▸ **Short exercise**: Copy out each line that includes the word "your".

▸ **Provided records**:
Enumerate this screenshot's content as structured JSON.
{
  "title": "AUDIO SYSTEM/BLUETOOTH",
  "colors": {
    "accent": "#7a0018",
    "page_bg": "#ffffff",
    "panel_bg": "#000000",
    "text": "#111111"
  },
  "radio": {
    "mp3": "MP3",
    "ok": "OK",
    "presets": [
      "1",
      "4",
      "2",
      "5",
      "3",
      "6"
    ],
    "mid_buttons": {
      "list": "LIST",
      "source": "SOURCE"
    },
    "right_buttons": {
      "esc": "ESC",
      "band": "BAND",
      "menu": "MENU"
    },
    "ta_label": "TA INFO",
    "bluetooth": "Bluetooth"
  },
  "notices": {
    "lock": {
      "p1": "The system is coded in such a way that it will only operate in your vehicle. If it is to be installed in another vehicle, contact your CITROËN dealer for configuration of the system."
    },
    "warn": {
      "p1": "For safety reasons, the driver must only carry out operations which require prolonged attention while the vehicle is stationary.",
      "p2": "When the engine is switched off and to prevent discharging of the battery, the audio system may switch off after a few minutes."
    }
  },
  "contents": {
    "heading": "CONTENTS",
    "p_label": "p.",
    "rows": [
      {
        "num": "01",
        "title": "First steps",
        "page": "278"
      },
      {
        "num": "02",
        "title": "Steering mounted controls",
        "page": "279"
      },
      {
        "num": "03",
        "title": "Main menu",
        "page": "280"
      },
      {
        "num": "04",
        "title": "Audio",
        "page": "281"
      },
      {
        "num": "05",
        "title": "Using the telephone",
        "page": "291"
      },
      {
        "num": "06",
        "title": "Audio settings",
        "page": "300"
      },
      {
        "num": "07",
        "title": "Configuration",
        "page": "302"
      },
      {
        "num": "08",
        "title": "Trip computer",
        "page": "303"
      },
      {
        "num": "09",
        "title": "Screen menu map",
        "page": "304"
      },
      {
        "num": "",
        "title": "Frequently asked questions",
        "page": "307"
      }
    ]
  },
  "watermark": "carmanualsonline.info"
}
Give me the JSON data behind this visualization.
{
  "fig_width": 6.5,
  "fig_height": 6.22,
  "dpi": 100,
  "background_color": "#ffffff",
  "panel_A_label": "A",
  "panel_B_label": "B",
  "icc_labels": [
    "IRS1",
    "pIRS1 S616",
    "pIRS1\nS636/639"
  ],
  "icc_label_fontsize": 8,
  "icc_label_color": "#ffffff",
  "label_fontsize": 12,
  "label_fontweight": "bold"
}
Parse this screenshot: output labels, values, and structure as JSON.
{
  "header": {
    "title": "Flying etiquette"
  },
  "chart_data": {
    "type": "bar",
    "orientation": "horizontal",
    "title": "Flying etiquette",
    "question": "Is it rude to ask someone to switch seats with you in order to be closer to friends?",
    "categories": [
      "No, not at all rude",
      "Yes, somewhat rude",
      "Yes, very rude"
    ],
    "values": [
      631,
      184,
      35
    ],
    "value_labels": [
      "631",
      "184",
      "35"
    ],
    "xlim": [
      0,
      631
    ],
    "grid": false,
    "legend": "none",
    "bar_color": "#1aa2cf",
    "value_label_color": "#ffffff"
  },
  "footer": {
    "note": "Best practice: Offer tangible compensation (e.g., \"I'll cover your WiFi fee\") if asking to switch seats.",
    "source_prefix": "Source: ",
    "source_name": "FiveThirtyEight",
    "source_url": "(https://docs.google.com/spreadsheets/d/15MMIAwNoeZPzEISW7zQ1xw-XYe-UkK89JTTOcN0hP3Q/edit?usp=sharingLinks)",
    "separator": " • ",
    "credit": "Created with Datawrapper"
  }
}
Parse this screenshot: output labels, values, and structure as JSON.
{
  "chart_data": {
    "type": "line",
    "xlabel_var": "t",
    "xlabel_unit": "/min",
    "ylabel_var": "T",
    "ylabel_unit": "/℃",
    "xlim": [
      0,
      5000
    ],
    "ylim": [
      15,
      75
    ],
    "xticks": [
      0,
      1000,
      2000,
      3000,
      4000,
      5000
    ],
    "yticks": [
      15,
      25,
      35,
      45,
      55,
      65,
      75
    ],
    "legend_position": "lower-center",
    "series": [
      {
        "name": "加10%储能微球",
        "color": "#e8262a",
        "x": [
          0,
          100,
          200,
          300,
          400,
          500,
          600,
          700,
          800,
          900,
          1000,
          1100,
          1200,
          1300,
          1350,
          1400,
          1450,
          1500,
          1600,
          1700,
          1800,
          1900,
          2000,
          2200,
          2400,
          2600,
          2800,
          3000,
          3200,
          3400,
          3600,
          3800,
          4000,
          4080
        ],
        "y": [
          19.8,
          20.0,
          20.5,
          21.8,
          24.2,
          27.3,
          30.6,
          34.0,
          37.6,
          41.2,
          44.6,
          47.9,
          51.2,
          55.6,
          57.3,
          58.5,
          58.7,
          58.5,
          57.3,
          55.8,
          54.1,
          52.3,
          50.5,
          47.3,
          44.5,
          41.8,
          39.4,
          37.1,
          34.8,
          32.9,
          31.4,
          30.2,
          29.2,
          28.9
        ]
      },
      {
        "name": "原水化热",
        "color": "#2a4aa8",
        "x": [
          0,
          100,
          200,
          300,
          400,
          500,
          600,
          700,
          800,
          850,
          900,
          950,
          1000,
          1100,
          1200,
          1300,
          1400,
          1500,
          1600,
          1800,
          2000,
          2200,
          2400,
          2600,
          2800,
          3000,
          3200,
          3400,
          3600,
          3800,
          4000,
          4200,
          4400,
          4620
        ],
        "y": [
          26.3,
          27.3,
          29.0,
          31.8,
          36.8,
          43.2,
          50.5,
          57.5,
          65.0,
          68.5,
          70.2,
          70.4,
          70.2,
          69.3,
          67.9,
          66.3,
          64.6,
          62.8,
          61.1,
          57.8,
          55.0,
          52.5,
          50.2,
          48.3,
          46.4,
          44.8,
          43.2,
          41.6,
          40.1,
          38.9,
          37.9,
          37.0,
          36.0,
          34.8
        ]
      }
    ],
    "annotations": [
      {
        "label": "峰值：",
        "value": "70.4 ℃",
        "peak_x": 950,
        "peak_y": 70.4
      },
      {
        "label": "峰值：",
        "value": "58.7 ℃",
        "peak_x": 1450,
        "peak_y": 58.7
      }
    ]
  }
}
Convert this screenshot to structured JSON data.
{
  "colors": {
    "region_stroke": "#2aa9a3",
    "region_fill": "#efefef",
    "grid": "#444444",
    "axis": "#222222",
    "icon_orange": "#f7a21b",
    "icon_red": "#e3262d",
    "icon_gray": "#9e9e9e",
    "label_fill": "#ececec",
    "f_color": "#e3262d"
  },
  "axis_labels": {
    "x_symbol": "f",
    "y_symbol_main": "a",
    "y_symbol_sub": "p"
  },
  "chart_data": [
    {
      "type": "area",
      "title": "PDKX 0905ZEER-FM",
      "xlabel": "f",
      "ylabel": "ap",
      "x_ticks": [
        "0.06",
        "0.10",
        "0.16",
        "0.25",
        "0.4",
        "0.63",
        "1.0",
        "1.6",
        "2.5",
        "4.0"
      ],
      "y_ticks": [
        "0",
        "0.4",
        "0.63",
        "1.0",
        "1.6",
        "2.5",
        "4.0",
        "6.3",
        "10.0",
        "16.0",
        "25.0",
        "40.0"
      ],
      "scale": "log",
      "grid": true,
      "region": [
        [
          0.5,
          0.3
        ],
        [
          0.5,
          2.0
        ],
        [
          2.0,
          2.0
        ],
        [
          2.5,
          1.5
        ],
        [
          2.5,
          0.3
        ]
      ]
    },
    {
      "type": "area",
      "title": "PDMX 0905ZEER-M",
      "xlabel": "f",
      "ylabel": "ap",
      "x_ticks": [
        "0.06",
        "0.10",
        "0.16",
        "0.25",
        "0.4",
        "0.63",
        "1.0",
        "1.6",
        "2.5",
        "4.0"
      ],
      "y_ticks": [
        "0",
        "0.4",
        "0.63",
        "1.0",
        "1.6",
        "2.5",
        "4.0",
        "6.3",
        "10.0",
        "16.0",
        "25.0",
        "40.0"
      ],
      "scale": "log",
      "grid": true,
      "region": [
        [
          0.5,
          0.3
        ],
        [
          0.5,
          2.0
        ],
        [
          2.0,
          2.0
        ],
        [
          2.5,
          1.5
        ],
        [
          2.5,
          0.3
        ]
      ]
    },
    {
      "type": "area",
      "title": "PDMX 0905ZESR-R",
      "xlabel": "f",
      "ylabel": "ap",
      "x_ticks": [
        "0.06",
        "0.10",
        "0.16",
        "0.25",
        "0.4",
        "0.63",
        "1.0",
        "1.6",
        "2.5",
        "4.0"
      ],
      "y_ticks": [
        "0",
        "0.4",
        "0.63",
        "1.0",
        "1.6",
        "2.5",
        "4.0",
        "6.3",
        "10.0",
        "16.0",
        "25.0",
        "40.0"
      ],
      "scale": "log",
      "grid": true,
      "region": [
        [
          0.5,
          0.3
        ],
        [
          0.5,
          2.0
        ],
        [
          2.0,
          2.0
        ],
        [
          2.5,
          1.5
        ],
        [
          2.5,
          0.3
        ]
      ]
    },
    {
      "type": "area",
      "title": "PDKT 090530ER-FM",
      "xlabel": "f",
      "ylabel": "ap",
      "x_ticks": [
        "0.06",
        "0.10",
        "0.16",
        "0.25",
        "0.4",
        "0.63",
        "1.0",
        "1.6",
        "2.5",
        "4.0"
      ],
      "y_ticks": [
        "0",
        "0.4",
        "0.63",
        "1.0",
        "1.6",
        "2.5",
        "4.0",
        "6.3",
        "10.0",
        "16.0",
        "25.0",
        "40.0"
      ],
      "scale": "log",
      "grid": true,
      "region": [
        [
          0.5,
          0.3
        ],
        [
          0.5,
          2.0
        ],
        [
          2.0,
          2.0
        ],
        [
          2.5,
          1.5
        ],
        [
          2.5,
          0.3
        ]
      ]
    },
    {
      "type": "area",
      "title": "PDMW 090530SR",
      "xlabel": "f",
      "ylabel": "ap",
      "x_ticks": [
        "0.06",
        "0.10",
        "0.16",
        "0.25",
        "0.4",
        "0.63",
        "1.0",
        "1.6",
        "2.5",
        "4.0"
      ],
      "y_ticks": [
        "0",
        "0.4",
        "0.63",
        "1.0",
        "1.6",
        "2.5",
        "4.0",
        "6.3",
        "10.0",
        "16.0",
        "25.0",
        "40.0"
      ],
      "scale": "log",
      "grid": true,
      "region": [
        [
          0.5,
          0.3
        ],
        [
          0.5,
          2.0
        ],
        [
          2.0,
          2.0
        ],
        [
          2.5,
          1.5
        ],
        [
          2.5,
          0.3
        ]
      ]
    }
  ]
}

▸ **Correct output**:
      "p1": "The system is coded in such a way that it will only operate in your vehicle. If it is to be installed in another vehicle, contact your CITROËN dealer for configuration of the system."
    "note": "Best practice: Offer tangible compensation (e.g., \"I'll cover your WiFi fee\") if asking to switch seats.",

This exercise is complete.